**Extracts from a graphics dataset**
<<<<
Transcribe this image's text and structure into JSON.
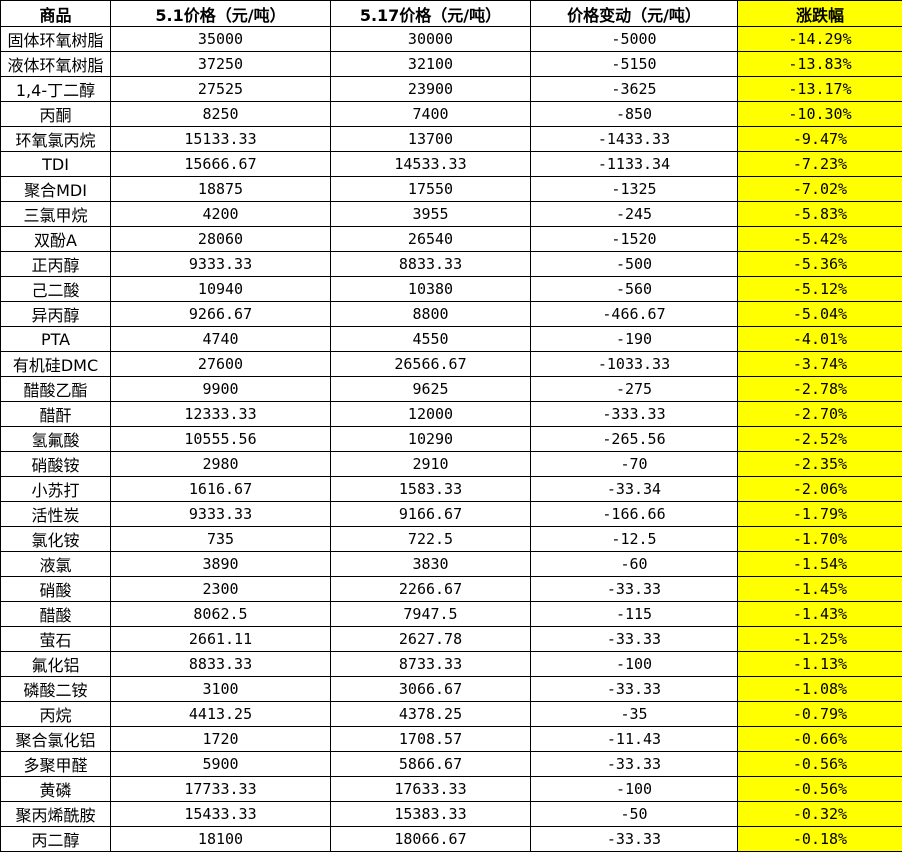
{
  "table": {
    "header": [
      "商品",
      "5.1价格（元/吨）",
      "5.17价格（元/吨）",
      "价格变动（元/吨）",
      "涨跌幅"
    ],
    "rows": [
      [
        "固体环氧树脂",
        "35000",
        "30000",
        "-5000",
        "-14.29%"
      ],
      [
        "液体环氧树脂",
        "37250",
        "32100",
        "-5150",
        "-13.83%"
      ],
      [
        "1,4-丁二醇",
        "27525",
        "23900",
        "-3625",
        "-13.17%"
      ],
      [
        "丙酮",
        "8250",
        "7400",
        "-850",
        "-10.30%"
      ],
      [
        "环氧氯丙烷",
        "15133.33",
        "13700",
        "-1433.33",
        "-9.47%"
      ],
      [
        "TDI",
        "15666.67",
        "14533.33",
        "-1133.34",
        "-7.23%"
      ],
      [
        "聚合MDI",
        "18875",
        "17550",
        "-1325",
        "-7.02%"
      ],
      [
        "三氯甲烷",
        "4200",
        "3955",
        "-245",
        "-5.83%"
      ],
      [
        "双酚A",
        "28060",
        "26540",
        "-1520",
        "-5.42%"
      ],
      [
        "正丙醇",
        "9333.33",
        "8833.33",
        "-500",
        "-5.36%"
      ],
      [
        "己二酸",
        "10940",
        "10380",
        "-560",
        "-5.12%"
      ],
      [
        "异丙醇",
        "9266.67",
        "8800",
        "-466.67",
        "-5.04%"
      ],
      [
        "PTA",
        "4740",
        "4550",
        "-190",
        "-4.01%"
      ],
      [
        "有机硅DMC",
        "27600",
        "26566.67",
        "-1033.33",
        "-3.74%"
      ],
      [
        "醋酸乙酯",
        "9900",
        "9625",
        "-275",
        "-2.78%"
      ],
      [
        "醋酐",
        "12333.33",
        "12000",
        "-333.33",
        "-2.70%"
      ],
      [
        "氢氟酸",
        "10555.56",
        "10290",
        "-265.56",
        "-2.52%"
      ],
      [
        "硝酸铵",
        "2980",
        "2910",
        "-70",
        "-2.35%"
      ],
      [
        "小苏打",
        "1616.67",
        "1583.33",
        "-33.34",
        "-2.06%"
      ],
      [
        "活性炭",
        "9333.33",
        "9166.67",
        "-166.66",
        "-1.79%"
      ],
      [
        "氯化铵",
        "735",
        "722.5",
        "-12.5",
        "-1.70%"
      ],
      [
        "液氯",
        "3890",
        "3830",
        "-60",
        "-1.54%"
      ],
      [
        "硝酸",
        "2300",
        "2266.67",
        "-33.33",
        "-1.45%"
      ],
      [
        "醋酸",
        "8062.5",
        "7947.5",
        "-115",
        "-1.43%"
      ],
      [
        "萤石",
        "2661.11",
        "2627.78",
        "-33.33",
        "-1.25%"
      ],
      [
        "氟化铝",
        "8833.33",
        "8733.33",
        "-100",
        "-1.13%"
      ],
      [
        "磷酸二铵",
        "3100",
        "3066.67",
        "-33.33",
        "-1.08%"
      ],
      [
        "丙烷",
        "4413.25",
        "4378.25",
        "-35",
        "-0.79%"
      ],
      [
        "聚合氯化铝",
        "1720",
        "1708.57",
        "-11.43",
        "-0.66%"
      ],
      [
        "多聚甲醛",
        "5900",
        "5866.67",
        "-33.33",
        "-0.56%"
      ],
      [
        "黄磷",
        "17733.33",
        "17633.33",
        "-100",
        "-0.56%"
      ],
      [
        "聚丙烯酰胺",
        "15433.33",
        "15383.33",
        "-50",
        "-0.32%"
      ],
      [
        "丙二醇",
        "18100",
        "18066.67",
        "-33.33",
        "-0.18%"
      ]
    ]
  }
}
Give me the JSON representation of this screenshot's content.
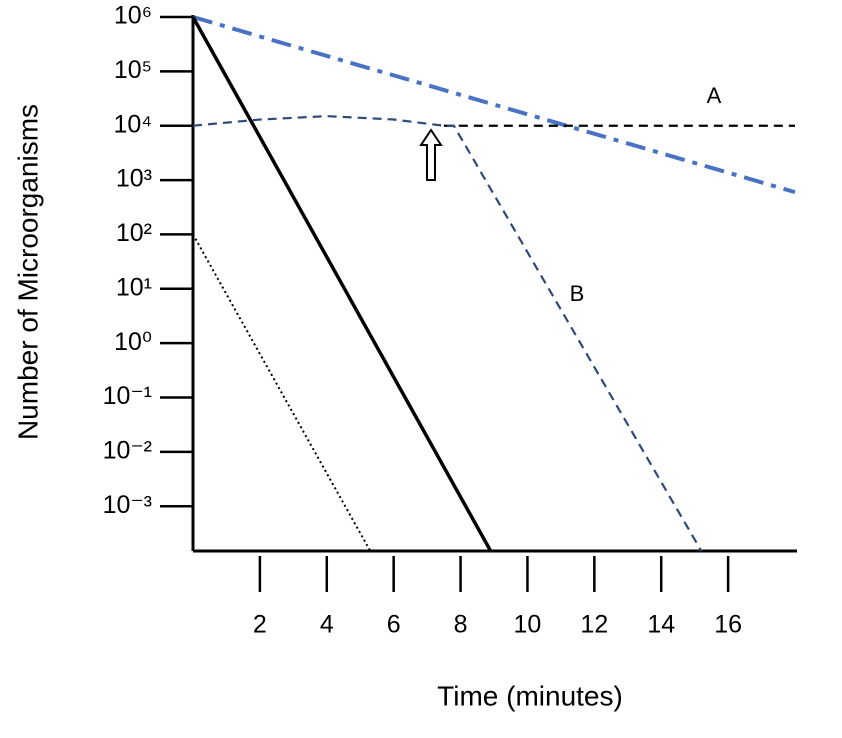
{
  "chart_data": {
    "type": "line",
    "log_y": true,
    "x_label": "Time (minutes)",
    "y_label": "Number of Microorganisms",
    "xlim": [
      0,
      18
    ],
    "xticks": [
      2,
      4,
      6,
      8,
      10,
      12,
      14,
      16
    ],
    "ylim": [
      0.00015,
      1000000
    ],
    "yticks": [
      {
        "value": 1000000,
        "label": "10⁶"
      },
      {
        "value": 100000,
        "label": "10⁵"
      },
      {
        "value": 10000,
        "label": "10⁴"
      },
      {
        "value": 1000,
        "label": "10³"
      },
      {
        "value": 100,
        "label": "10²"
      },
      {
        "value": 10,
        "label": "10¹"
      },
      {
        "value": 1,
        "label": "10⁰"
      },
      {
        "value": 0.1,
        "label": "10⁻¹"
      },
      {
        "value": 0.01,
        "label": "10⁻²"
      },
      {
        "value": 0.001,
        "label": "10⁻³"
      }
    ],
    "series": [
      {
        "color": "#4a72c4",
        "style": "dashdot",
        "x": [
          0,
          18
        ],
        "values": [
          1000000,
          600
        ]
      },
      {
        "color": "#000000",
        "style": "solid",
        "x": [
          0,
          8.9
        ],
        "values": [
          1000000,
          0.00015
        ]
      },
      {
        "color": "#000000",
        "style": "dotted",
        "x": [
          0,
          5.3
        ],
        "values": [
          100,
          0.00015
        ]
      },
      {
        "name": "A",
        "color": "#000000",
        "style": "dashed",
        "x": [
          7.5,
          18
        ],
        "values": [
          10000,
          10000
        ]
      },
      {
        "name": "B",
        "color": "#2f4a7a",
        "style": "dashed",
        "x": [
          0,
          2,
          4,
          6,
          7.5,
          7.8,
          15.2
        ],
        "values": [
          10000,
          13000,
          15000,
          13000,
          10000,
          10000,
          0.00015
        ]
      }
    ]
  }
}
>>>>
**Goal of the exercise**
Generate a word-for-word copy of the preceding records, excluding all pictures.

**Result**
Transcribe this image's text and structure into JSON.
{
  "table": {
    "header": [
      "商品",
      "5.1价格（元/吨）",
      "5.17价格（元/吨）",
      "价格变动（元/吨）",
      "涨跌幅"
    ],
    "rows": [
      [
        "固体环氧树脂",
        "35000",
        "30000",
        "-5000",
        "-14.29%"
      ],
      [
        "液体环氧树脂",
        "37250",
        "32100",
        "-5150",
        "-13.83%"
      ],
      [
        "1,4-丁二醇",
        "27525",
        "23900",
        "-3625",
        "-13.17%"
      ],
      [
        "丙酮",
        "8250",
        "7400",
        "-850",
        "-10.30%"
      ],
      [
        "环氧氯丙烷",
        "15133.33",
        "13700",
        "-1433.33",
        "-9.47%"
      ],
      [
        "TDI",
        "15666.67",
        "14533.33",
        "-1133.34",
        "-7.23%"
      ],
      [
        "聚合MDI",
        "18875",
        "17550",
        "-1325",
        "-7.02%"
      ],
      [
        "三氯甲烷",
        "4200",
        "3955",
        "-245",
        "-5.83%"
      ],
      [
        "双酚A",
        "28060",
        "26540",
        "-1520",
        "-5.42%"
      ],
      [
        "正丙醇",
        "9333.33",
        "8833.33",
        "-500",
        "-5.36%"
      ],
      [
        "己二酸",
        "10940",
        "10380",
        "-560",
        "-5.12%"
      ],
      [
        "异丙醇",
        "9266.67",
        "8800",
        "-466.67",
        "-5.04%"
      ],
      [
        "PTA",
        "4740",
        "4550",
        "-190",
        "-4.01%"
      ],
      [
        "有机硅DMC",
        "27600",
        "26566.67",
        "-1033.33",
        "-3.74%"
      ],
      [
        "醋酸乙酯",
        "9900",
        "9625",
        "-275",
        "-2.78%"
      ],
      [
        "醋酐",
        "12333.33",
        "12000",
        "-333.33",
        "-2.70%"
      ],
      [
        "氢氟酸",
        "10555.56",
        "10290",
        "-265.56",
        "-2.52%"
      ],
      [
        "硝酸铵",
        "2980",
        "2910",
        "-70",
        "-2.35%"
      ],
      [
        "小苏打",
        "1616.67",
        "1583.33",
        "-33.34",
        "-2.06%"
      ],
      [
        "活性炭",
        "9333.33",
        "9166.67",
        "-166.66",
        "-1.79%"
      ],
      [
        "氯化铵",
        "735",
        "722.5",
        "-12.5",
        "-1.70%"
      ],
      [
        "液氯",
        "3890",
        "3830",
        "-60",
        "-1.54%"
      ],
      [
        "硝酸",
        "2300",
        "2266.67",
        "-33.33",
        "-1.45%"
      ],
      [
        "醋酸",
        "8062.5",
        "7947.5",
        "-115",
        "-1.43%"
      ],
      [
        "萤石",
        "2661.11",
        "2627.78",
        "-33.33",
        "-1.25%"
      ],
      [
        "氟化铝",
        "8833.33",
        "8733.33",
        "-100",
        "-1.13%"
      ],
      [
        "磷酸二铵",
        "3100",
        "3066.67",
        "-33.33",
        "-1.08%"
      ],
      [
        "丙烷",
        "4413.25",
        "4378.25",
        "-35",
        "-0.79%"
      ],
      [
        "聚合氯化铝",
        "1720",
        "1708.57",
        "-11.43",
        "-0.66%"
      ],
      [
        "多聚甲醛",
        "5900",
        "5866.67",
        "-33.33",
        "-0.56%"
      ],
      [
        "黄磷",
        "17733.33",
        "17633.33",
        "-100",
        "-0.56%"
      ],
      [
        "聚丙烯酰胺",
        "15433.33",
        "15383.33",
        "-50",
        "-0.32%"
      ],
      [
        "丙二醇",
        "18100",
        "18066.67",
        "-33.33",
        "-0.18%"
      ]
    ]
  }
}
Give me the JSON representation of this screenshot's content.
{
  "chart_data": {
    "type": "line",
    "log_y": true,
    "x_label": "Time (minutes)",
    "y_label": "Number of Microorganisms",
    "xlim": [
      0,
      18
    ],
    "xticks": [
      2,
      4,
      6,
      8,
      10,
      12,
      14,
      16
    ],
    "ylim": [
      0.00015,
      1000000
    ],
    "yticks": [
      {
        "value": 1000000,
        "label": "10⁶"
      },
      {
        "value": 100000,
        "label": "10⁵"
      },
      {
        "value": 10000,
        "label": "10⁴"
      },
      {
        "value": 1000,
        "label": "10³"
      },
      {
        "value": 100,
        "label": "10²"
      },
      {
        "value": 10,
        "label": "10¹"
      },
      {
        "value": 1,
        "label": "10⁰"
      },
      {
        "value": 0.1,
        "label": "10⁻¹"
      },
      {
        "value": 0.01,
        "label": "10⁻²"
      },
      {
        "value": 0.001,
        "label": "10⁻³"
      }
    ],
    "series": [
      {
        "color": "#4a72c4",
        "style": "dashdot",
        "x": [
          0,
          18
        ],
        "values": [
          1000000,
          600
        ]
      },
      {
        "color": "#000000",
        "style": "solid",
        "x": [
          0,
          8.9
        ],
        "values": [
          1000000,
          0.00015
        ]
      },
      {
        "color": "#000000",
        "style": "dotted",
        "x": [
          0,
          5.3
        ],
        "values": [
          100,
          0.00015
        ]
      },
      {
        "name": "A",
        "color": "#000000",
        "style": "dashed",
        "x": [
          7.5,
          18
        ],
        "values": [
          10000,
          10000
        ]
      },
      {
        "name": "B",
        "color": "#2f4a7a",
        "style": "dashed",
        "x": [
          0,
          2,
          4,
          6,
          7.5,
          7.8,
          15.2
        ],
        "values": [
          10000,
          13000,
          15000,
          13000,
          10000,
          10000,
          0.00015
        ]
      }
    ]
  }
}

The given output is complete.